— BEGIN Extracted material —

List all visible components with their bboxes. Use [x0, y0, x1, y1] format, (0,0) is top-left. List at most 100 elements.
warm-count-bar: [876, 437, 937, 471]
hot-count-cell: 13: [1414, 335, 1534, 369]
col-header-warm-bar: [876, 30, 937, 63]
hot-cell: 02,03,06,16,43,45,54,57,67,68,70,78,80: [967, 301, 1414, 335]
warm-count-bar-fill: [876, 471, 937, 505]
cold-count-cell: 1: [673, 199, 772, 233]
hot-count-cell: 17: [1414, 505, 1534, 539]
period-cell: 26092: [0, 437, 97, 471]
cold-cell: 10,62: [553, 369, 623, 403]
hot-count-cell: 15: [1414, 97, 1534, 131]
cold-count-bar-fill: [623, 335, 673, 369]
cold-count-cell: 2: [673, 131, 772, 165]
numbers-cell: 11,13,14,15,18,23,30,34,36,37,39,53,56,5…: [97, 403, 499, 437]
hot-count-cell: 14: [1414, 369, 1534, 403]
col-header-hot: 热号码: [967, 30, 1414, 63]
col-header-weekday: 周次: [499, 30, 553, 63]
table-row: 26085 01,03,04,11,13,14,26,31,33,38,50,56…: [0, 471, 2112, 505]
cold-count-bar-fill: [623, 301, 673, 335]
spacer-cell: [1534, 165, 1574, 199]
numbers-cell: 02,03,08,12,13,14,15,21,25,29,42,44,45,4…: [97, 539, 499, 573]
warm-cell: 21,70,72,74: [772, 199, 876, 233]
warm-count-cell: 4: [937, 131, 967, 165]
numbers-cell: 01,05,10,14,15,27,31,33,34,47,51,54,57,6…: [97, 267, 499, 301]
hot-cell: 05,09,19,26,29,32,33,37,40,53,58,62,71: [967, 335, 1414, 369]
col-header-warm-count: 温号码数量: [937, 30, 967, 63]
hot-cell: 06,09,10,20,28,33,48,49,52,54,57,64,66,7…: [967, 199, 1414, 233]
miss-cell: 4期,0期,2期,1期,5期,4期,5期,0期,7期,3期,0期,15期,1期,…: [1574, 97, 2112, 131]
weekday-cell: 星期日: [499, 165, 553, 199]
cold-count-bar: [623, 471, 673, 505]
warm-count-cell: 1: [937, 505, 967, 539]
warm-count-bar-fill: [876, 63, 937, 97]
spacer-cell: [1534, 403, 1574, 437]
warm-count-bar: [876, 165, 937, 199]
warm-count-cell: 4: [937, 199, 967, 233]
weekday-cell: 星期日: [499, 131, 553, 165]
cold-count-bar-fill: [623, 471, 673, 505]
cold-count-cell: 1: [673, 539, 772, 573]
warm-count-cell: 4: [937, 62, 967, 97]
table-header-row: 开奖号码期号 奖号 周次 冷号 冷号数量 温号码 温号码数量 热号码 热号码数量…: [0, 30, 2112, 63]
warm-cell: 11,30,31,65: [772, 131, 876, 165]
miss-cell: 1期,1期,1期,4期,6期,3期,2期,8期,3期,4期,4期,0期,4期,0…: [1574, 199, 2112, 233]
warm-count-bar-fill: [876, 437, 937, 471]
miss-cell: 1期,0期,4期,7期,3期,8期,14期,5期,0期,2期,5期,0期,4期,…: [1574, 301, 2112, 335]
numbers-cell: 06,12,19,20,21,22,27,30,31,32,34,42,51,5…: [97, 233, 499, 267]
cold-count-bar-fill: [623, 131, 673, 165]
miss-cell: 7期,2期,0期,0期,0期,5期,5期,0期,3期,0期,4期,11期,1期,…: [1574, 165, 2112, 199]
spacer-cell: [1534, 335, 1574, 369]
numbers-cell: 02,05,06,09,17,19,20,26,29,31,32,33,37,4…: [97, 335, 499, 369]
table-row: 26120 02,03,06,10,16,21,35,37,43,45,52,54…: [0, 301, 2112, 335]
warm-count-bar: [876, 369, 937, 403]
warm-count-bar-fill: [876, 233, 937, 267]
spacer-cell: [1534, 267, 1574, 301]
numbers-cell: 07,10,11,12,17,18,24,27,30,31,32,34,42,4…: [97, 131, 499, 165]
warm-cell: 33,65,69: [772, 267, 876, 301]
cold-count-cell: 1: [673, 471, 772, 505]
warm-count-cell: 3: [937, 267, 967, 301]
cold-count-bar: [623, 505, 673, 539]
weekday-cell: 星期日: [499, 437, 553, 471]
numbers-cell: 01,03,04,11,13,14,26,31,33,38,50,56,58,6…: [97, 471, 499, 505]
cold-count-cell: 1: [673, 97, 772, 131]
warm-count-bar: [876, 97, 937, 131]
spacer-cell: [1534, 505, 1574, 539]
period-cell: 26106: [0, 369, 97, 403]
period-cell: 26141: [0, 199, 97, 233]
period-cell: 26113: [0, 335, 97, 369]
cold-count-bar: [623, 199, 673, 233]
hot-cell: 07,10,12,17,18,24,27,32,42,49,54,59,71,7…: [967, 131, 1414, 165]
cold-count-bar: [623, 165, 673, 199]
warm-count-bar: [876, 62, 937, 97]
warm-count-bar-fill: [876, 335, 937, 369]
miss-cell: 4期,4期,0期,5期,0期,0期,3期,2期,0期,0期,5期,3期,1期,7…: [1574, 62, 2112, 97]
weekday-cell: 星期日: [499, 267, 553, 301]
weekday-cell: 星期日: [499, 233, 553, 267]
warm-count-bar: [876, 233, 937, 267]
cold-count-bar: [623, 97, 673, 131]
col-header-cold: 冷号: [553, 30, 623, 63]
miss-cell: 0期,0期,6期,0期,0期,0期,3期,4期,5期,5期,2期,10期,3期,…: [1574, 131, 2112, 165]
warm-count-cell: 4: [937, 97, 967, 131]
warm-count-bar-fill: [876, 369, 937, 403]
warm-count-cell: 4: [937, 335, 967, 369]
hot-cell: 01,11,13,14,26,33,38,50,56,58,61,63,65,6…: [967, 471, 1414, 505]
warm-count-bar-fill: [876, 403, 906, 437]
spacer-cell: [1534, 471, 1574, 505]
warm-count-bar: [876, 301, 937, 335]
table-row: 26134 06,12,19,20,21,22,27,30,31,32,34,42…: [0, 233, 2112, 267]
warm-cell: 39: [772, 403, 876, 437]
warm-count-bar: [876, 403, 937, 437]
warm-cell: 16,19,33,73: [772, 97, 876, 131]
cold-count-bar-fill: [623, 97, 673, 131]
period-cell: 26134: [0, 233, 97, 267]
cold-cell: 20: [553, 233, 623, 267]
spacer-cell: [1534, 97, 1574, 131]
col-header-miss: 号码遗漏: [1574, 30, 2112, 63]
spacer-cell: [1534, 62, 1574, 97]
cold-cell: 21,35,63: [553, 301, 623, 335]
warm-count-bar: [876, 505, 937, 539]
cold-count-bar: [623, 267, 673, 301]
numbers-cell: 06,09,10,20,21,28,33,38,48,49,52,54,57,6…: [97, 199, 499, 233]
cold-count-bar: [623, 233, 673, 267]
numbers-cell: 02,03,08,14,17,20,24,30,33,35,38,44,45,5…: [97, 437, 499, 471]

— END Extracted material —

- _Aim of the exercise_: Copy out, without any change, the stretch of lines from the start of the records through the line that contains "hot-count-cell: 14: [1414, 369, 1534, 403]", including both ends.

- _Correct result_:
List all visible components with their bboxes. Use [x0, y0, x1, y1] format, (0,0) is top-left. List at most 100 elements.
warm-count-bar: [876, 437, 937, 471]
hot-count-cell: 13: [1414, 335, 1534, 369]
col-header-warm-bar: [876, 30, 937, 63]
hot-cell: 02,03,06,16,43,45,54,57,67,68,70,78,80: [967, 301, 1414, 335]
warm-count-bar-fill: [876, 471, 937, 505]
cold-count-cell: 1: [673, 199, 772, 233]
hot-count-cell: 17: [1414, 505, 1534, 539]
period-cell: 26092: [0, 437, 97, 471]
cold-cell: 10,62: [553, 369, 623, 403]
hot-count-cell: 15: [1414, 97, 1534, 131]
cold-count-bar-fill: [623, 335, 673, 369]
cold-count-cell: 2: [673, 131, 772, 165]
numbers-cell: 11,13,14,15,18,23,30,34,36,37,39,53,56,5…: [97, 403, 499, 437]
hot-count-cell: 14: [1414, 369, 1534, 403]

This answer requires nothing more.